Record list >>
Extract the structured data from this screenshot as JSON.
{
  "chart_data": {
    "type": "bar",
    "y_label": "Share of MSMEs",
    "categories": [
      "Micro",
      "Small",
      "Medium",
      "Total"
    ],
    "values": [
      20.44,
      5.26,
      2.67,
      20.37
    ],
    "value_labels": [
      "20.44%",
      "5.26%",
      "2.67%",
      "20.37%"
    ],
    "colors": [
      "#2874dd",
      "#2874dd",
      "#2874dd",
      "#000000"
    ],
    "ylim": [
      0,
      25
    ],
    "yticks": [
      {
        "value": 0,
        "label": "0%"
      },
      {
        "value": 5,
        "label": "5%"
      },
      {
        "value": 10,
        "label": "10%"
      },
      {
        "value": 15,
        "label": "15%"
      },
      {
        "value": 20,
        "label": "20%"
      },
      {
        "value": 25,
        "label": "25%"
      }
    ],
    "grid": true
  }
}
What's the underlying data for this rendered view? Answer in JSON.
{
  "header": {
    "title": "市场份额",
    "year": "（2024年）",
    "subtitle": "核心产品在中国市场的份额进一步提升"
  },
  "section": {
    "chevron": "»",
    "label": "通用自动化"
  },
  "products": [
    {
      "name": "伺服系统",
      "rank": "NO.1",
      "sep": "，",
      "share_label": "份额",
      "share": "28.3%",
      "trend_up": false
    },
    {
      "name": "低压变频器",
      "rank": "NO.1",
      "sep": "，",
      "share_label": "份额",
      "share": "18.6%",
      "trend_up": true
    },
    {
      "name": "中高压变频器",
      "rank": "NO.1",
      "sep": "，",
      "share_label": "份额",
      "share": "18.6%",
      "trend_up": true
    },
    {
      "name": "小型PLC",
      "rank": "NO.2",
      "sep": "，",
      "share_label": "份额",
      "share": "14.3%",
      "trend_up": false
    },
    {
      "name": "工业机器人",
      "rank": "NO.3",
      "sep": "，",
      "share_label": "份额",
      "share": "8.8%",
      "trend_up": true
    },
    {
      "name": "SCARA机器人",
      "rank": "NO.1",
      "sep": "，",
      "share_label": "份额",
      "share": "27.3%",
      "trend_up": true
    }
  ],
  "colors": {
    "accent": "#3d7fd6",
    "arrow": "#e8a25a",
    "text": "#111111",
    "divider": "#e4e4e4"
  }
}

Exercise description >> Copy every line verbatim.

Correct answer >>
Extract the structured data from this screenshot as JSON.
{
  "chart_data": {
    "type": "bar",
    "y_label": "Share of MSMEs",
    "categories": [
      "Micro",
      "Small",
      "Medium",
      "Total"
    ],
    "values": [
      20.44,
      5.26,
      2.67,
      20.37
    ],
    "value_labels": [
      "20.44%",
      "5.26%",
      "2.67%",
      "20.37%"
    ],
    "colors": [
      "#2874dd",
      "#2874dd",
      "#2874dd",
      "#000000"
    ],
    "ylim": [
      0,
      25
    ],
    "yticks": [
      {
        "value": 0,
        "label": "0%"
      },
      {
        "value": 5,
        "label": "5%"
      },
      {
        "value": 10,
        "label": "10%"
      },
      {
        "value": 15,
        "label": "15%"
      },
      {
        "value": 20,
        "label": "20%"
      },
      {
        "value": 25,
        "label": "25%"
      }
    ],
    "grid": true
  }
}
What's the underlying data for this rendered view? Answer in JSON.
{
  "header": {
    "title": "市场份额",
    "year": "（2024年）",
    "subtitle": "核心产品在中国市场的份额进一步提升"
  },
  "section": {
    "chevron": "»",
    "label": "通用自动化"
  },
  "products": [
    {
      "name": "伺服系统",
      "rank": "NO.1",
      "sep": "，",
      "share_label": "份额",
      "share": "28.3%",
      "trend_up": false
    },
    {
      "name": "低压变频器",
      "rank": "NO.1",
      "sep": "，",
      "share_label": "份额",
      "share": "18.6%",
      "trend_up": true
    },
    {
      "name": "中高压变频器",
      "rank": "NO.1",
      "sep": "，",
      "share_label": "份额",
      "share": "18.6%",
      "trend_up": true
    },
    {
      "name": "小型PLC",
      "rank": "NO.2",
      "sep": "，",
      "share_label": "份额",
      "share": "14.3%",
      "trend_up": false
    },
    {
      "name": "工业机器人",
      "rank": "NO.3",
      "sep": "，",
      "share_label": "份额",
      "share": "8.8%",
      "trend_up": true
    },
    {
      "name": "SCARA机器人",
      "rank": "NO.1",
      "sep": "，",
      "share_label": "份额",
      "share": "27.3%",
      "trend_up": true
    }
  ],
  "colors": {
    "accent": "#3d7fd6",
    "arrow": "#e8a25a",
    "text": "#111111",
    "divider": "#e4e4e4"
  }
}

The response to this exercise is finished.